OBJECTIVE
Reproduce every line in the listing that contains the word "rationalen".

PROVIDED RECORDS
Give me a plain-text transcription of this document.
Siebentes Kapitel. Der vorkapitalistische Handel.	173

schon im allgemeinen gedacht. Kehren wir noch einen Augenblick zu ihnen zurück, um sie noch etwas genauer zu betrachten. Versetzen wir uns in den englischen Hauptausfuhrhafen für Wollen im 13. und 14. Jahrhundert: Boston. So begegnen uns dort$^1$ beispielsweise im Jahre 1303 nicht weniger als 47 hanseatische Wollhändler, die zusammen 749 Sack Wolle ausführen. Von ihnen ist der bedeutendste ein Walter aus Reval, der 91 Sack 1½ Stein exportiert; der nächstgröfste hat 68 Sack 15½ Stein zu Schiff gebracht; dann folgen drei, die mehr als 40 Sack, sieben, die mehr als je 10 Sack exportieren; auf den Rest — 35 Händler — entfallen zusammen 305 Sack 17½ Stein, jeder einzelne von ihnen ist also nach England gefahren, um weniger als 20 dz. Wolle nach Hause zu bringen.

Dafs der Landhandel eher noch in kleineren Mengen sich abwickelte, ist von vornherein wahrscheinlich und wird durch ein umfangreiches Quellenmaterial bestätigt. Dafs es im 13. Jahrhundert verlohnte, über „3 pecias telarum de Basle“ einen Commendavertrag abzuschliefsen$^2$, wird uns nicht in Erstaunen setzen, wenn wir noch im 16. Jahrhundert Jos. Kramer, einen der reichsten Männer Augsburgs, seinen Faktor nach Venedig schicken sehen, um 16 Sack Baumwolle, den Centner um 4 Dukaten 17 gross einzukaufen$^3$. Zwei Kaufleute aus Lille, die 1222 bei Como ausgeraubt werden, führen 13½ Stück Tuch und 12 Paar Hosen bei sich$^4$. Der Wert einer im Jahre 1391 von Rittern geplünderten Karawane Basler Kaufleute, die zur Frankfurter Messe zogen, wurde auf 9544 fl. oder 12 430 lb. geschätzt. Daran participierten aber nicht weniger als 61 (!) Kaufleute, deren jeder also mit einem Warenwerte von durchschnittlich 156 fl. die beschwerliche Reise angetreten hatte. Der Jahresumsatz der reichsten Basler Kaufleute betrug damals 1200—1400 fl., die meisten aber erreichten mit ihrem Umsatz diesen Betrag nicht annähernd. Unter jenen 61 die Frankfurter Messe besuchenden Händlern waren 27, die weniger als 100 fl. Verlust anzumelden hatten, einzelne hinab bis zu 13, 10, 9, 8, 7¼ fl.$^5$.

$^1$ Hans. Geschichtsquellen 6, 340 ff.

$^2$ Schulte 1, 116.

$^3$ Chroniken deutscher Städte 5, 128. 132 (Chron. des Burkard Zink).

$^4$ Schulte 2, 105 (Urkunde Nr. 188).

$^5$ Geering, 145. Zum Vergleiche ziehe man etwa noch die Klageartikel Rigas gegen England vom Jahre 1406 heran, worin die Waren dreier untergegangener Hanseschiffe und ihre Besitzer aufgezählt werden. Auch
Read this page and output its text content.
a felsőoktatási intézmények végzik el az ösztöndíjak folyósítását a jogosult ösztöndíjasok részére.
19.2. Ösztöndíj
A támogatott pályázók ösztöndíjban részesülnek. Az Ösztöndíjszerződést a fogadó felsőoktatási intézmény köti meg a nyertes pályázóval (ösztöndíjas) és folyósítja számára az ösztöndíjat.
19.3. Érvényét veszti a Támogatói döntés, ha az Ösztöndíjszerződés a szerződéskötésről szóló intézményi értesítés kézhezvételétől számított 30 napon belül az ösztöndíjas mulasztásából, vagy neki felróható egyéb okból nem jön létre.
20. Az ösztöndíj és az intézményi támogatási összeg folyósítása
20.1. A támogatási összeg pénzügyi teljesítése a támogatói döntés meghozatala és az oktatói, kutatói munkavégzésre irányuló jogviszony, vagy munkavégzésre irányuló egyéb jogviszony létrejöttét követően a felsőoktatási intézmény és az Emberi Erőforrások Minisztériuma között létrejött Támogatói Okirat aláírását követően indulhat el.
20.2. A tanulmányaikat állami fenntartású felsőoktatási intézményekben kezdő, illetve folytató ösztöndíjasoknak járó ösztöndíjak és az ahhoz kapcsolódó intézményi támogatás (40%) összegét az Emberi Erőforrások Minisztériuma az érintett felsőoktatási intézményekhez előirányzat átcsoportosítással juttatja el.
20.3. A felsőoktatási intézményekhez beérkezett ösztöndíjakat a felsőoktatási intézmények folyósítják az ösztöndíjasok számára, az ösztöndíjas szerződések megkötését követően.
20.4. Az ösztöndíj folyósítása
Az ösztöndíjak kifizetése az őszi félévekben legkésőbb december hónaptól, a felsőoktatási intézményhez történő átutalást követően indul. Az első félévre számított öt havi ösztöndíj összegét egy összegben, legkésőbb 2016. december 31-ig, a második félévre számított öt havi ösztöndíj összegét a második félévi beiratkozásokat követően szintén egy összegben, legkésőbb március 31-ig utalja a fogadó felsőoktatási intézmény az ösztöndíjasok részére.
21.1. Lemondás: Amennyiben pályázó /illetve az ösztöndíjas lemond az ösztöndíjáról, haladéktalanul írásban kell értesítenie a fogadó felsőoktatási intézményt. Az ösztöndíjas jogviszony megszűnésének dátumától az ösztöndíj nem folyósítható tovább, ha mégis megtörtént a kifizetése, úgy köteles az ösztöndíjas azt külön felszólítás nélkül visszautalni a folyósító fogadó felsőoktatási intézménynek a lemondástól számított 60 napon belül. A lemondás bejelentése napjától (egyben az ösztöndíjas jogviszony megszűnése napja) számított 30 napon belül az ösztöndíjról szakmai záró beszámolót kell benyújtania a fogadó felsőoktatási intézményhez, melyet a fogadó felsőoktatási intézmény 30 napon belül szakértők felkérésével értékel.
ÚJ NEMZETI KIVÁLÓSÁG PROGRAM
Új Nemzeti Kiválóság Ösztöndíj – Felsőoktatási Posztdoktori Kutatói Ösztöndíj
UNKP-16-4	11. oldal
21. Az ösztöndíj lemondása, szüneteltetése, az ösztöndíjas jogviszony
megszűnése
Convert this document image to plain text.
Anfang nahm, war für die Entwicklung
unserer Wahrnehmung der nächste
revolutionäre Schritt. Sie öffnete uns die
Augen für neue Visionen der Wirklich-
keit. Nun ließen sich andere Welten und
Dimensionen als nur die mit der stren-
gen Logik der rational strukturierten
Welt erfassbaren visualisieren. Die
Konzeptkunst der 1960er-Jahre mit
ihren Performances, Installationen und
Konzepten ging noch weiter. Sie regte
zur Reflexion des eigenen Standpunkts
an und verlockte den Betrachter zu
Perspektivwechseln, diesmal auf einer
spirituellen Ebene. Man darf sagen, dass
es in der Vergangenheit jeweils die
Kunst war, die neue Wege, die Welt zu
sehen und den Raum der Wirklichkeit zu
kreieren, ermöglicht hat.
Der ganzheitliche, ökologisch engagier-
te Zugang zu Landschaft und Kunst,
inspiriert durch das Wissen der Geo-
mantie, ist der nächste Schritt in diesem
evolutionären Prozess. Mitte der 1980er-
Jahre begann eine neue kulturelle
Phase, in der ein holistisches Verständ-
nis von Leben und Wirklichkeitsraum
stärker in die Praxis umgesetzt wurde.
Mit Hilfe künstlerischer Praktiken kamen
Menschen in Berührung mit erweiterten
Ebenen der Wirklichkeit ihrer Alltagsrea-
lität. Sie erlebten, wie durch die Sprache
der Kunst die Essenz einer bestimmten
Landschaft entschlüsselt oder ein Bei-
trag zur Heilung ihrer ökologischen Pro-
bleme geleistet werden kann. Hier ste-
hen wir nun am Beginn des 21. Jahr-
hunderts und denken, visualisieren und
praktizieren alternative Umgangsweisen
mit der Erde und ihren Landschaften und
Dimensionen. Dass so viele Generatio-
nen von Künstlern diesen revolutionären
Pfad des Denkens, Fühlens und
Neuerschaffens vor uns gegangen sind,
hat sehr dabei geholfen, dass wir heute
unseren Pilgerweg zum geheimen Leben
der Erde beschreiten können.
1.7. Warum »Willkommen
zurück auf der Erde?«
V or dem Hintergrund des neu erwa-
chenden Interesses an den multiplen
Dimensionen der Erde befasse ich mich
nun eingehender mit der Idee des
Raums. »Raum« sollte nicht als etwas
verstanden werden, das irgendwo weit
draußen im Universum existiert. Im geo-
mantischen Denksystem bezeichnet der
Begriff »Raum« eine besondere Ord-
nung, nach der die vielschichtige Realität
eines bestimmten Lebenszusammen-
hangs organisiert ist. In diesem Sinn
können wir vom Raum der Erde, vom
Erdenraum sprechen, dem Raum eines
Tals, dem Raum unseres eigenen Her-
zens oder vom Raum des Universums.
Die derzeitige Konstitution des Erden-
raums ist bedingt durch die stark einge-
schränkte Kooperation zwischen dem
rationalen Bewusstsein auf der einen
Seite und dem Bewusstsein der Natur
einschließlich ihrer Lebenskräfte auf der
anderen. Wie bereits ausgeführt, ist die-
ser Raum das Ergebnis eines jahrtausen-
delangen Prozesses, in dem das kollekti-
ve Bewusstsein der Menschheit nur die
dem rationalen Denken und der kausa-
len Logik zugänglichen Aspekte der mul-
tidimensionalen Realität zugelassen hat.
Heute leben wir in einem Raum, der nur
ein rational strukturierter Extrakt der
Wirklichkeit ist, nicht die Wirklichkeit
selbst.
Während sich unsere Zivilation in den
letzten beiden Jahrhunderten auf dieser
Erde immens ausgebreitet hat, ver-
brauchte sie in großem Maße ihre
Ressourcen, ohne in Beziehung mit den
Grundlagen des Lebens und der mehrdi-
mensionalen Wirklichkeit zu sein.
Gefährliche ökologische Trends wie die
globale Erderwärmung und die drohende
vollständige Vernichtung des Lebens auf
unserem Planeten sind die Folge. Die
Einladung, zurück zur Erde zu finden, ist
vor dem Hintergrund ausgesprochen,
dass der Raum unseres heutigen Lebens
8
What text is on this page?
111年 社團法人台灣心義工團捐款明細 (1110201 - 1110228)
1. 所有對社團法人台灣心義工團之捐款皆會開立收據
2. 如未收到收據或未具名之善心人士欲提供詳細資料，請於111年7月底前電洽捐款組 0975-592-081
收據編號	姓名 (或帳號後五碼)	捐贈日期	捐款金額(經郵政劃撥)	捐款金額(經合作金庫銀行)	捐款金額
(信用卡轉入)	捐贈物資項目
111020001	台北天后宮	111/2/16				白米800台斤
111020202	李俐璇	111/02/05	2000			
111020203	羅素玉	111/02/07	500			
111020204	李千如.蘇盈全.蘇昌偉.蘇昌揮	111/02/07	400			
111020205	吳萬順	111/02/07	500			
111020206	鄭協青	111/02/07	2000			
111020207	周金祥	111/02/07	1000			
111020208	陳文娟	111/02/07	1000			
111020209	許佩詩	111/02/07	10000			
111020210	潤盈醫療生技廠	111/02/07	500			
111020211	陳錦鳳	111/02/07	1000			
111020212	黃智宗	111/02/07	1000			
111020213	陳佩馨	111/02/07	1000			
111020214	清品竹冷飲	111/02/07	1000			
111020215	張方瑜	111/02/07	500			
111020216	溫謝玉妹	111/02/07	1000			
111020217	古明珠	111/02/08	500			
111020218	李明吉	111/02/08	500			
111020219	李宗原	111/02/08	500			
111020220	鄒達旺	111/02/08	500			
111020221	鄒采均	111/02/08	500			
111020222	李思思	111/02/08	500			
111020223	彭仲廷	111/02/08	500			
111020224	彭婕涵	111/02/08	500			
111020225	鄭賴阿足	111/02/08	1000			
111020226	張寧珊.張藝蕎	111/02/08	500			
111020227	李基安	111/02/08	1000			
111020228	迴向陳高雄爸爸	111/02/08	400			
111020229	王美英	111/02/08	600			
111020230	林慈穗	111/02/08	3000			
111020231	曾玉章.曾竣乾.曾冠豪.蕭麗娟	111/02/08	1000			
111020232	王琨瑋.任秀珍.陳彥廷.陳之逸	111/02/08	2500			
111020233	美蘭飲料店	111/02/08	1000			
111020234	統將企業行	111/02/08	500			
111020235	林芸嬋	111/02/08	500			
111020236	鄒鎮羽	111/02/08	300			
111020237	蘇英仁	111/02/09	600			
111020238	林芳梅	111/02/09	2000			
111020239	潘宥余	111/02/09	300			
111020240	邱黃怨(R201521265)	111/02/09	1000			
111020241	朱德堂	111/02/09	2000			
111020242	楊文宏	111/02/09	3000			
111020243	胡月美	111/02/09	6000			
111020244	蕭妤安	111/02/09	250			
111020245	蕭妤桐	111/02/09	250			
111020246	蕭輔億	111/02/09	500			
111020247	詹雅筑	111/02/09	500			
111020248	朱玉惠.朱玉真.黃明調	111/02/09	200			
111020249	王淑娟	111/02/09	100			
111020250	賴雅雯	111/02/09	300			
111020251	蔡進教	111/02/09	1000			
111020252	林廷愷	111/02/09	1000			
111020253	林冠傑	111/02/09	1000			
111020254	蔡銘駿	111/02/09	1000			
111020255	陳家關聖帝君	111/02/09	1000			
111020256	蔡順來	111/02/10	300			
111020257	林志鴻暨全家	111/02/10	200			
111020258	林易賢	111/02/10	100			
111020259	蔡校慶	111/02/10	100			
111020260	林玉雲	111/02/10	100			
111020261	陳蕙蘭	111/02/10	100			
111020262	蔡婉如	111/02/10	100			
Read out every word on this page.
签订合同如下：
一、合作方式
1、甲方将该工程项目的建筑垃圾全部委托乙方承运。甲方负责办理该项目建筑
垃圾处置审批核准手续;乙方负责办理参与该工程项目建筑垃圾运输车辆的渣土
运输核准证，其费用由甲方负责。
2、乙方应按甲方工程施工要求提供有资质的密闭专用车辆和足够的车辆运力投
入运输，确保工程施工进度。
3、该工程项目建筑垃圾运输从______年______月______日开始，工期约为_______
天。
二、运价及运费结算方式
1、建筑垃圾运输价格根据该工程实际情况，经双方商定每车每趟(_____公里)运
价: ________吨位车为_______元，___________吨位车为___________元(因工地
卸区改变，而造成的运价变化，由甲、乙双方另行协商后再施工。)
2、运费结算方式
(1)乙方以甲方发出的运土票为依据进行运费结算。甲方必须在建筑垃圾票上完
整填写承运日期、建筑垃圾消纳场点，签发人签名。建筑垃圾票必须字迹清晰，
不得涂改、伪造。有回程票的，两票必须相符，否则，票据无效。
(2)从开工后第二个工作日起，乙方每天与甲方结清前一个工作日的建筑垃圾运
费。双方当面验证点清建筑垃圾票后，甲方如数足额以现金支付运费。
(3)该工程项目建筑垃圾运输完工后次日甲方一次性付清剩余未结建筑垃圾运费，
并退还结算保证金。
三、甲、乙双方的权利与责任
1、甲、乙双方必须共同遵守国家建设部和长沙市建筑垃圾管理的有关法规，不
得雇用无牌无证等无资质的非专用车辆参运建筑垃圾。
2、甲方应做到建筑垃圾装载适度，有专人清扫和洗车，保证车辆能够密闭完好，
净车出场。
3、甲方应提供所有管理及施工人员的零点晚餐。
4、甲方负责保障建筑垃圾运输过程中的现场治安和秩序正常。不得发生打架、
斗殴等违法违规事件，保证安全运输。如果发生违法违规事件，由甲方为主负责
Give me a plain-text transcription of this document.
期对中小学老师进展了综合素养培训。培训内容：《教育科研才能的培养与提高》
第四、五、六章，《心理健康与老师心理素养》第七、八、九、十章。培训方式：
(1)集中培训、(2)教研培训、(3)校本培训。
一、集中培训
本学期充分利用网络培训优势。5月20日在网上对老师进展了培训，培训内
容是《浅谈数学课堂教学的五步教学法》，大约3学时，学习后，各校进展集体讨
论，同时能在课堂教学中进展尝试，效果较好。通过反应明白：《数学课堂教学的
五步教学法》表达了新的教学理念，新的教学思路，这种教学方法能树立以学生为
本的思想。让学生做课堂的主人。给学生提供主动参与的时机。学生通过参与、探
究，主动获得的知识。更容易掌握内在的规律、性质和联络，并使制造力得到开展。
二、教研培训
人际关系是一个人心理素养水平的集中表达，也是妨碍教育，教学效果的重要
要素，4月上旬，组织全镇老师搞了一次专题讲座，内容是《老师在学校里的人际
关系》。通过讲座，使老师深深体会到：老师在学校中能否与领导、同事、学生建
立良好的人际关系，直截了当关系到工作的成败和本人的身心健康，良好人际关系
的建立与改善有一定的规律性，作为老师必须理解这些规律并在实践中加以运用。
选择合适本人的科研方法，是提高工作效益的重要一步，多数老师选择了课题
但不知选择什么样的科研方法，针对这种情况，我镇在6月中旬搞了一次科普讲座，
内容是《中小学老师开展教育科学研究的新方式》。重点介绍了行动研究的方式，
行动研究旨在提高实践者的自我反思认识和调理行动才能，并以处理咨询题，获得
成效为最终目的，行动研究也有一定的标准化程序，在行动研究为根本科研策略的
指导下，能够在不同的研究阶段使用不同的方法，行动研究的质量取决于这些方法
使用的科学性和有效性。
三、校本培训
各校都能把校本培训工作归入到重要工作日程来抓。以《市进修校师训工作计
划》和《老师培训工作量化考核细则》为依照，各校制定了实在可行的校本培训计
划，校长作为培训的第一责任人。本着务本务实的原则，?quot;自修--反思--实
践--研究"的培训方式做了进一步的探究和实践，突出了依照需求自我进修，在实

WRITTEN SOLUTION
rationalen Bewusstsein auf der einen
dem rationalen Denken und der kausa-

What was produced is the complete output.